EXERCISE DESCRIPTION:
Count how many lines of the material below have the word "image" and give only the number.

Dataset excerpts:
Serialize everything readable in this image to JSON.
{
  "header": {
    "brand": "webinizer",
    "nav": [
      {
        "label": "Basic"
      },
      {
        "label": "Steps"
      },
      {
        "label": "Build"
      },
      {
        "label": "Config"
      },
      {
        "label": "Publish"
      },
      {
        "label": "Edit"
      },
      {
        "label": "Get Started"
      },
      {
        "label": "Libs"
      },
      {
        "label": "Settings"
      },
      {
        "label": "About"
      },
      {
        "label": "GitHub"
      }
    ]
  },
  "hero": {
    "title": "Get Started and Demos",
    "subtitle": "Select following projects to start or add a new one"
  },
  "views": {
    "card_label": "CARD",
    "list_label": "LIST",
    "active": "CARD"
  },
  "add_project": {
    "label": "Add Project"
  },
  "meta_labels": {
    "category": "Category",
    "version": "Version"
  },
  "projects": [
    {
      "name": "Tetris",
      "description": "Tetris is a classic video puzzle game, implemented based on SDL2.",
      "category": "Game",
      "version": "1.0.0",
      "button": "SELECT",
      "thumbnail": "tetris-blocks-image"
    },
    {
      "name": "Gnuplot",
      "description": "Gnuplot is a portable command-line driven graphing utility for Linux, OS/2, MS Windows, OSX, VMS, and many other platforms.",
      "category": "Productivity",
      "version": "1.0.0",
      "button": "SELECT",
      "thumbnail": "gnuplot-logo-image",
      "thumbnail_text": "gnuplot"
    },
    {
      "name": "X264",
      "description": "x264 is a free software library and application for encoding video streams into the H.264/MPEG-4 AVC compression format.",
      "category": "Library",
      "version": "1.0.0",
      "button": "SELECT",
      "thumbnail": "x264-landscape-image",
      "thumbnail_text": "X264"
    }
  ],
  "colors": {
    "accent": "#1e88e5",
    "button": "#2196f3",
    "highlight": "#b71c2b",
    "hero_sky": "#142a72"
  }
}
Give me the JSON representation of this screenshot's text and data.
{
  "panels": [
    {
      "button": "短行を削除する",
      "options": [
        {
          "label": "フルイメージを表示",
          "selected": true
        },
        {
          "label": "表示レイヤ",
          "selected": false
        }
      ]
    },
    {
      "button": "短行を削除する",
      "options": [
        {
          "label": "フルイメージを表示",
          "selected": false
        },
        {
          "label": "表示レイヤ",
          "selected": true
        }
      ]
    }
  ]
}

PROBLEM SOLUTION:
4